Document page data

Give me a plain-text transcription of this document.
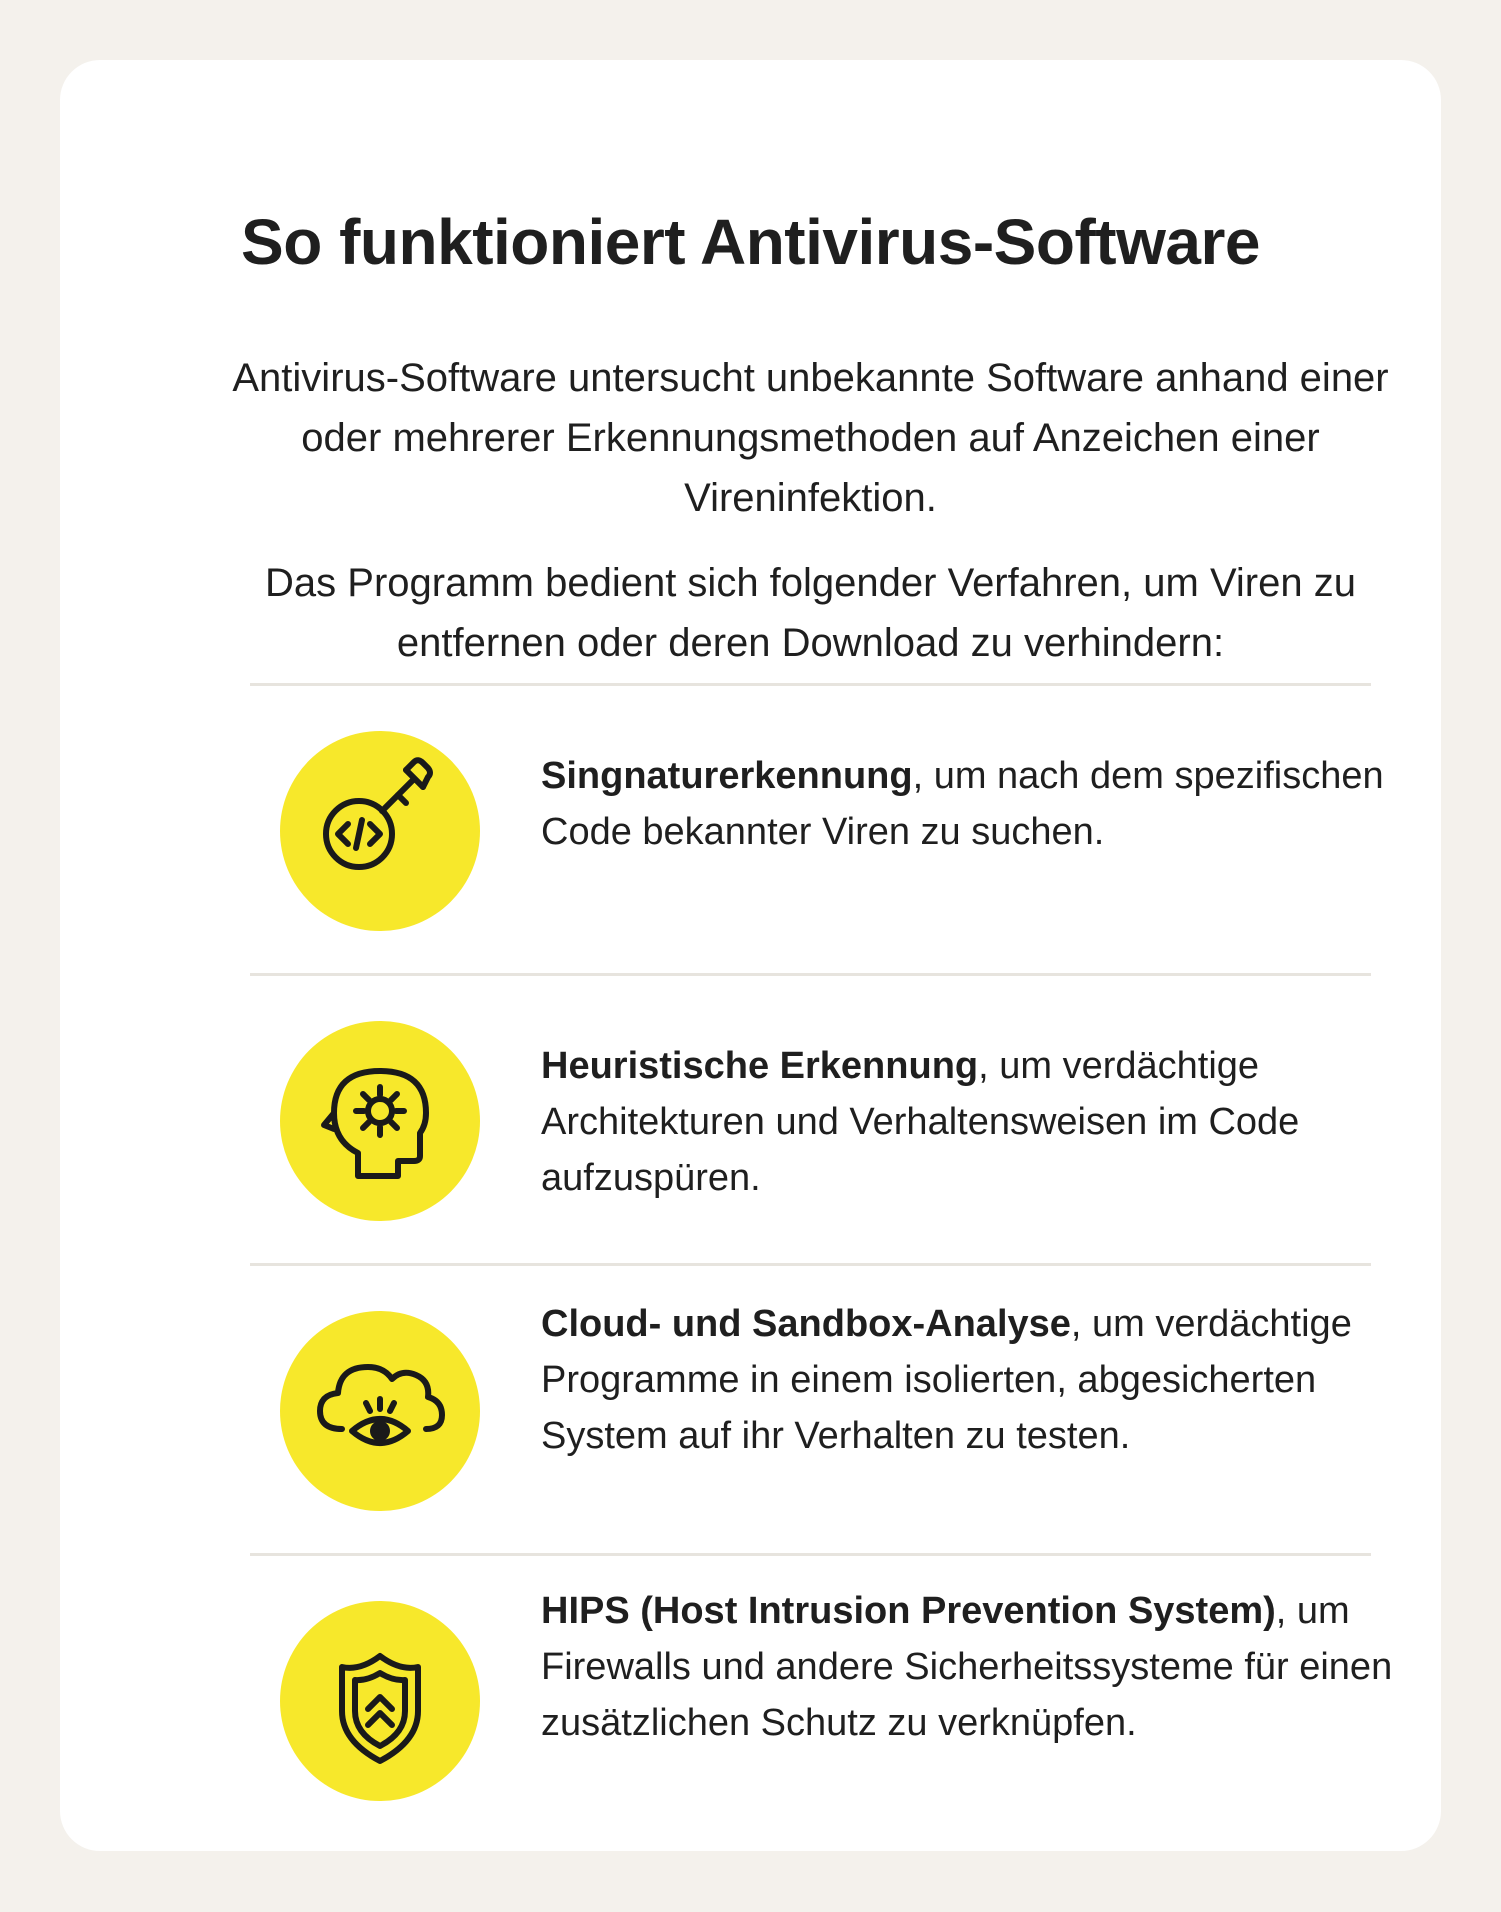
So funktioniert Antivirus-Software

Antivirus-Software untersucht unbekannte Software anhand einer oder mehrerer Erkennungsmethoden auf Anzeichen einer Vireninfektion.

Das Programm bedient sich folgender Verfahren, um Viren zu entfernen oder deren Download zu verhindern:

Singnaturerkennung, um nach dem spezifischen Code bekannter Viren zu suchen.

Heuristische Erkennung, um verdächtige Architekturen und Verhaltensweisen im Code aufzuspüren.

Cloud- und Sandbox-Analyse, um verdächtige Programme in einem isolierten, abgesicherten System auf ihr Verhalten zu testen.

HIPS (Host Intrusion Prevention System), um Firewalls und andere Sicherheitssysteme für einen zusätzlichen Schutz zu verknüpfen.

* [TASK GOAL] Check each line of the records above, and copy those that hold the word "Software".

* [PROBLEM SOLUTION]
So funktioniert Antivirus-Software
Antivirus-Software untersucht unbekannte Software anhand einer oder mehrerer Erkennungsmethoden auf Anzeichen einer Vireninfektion.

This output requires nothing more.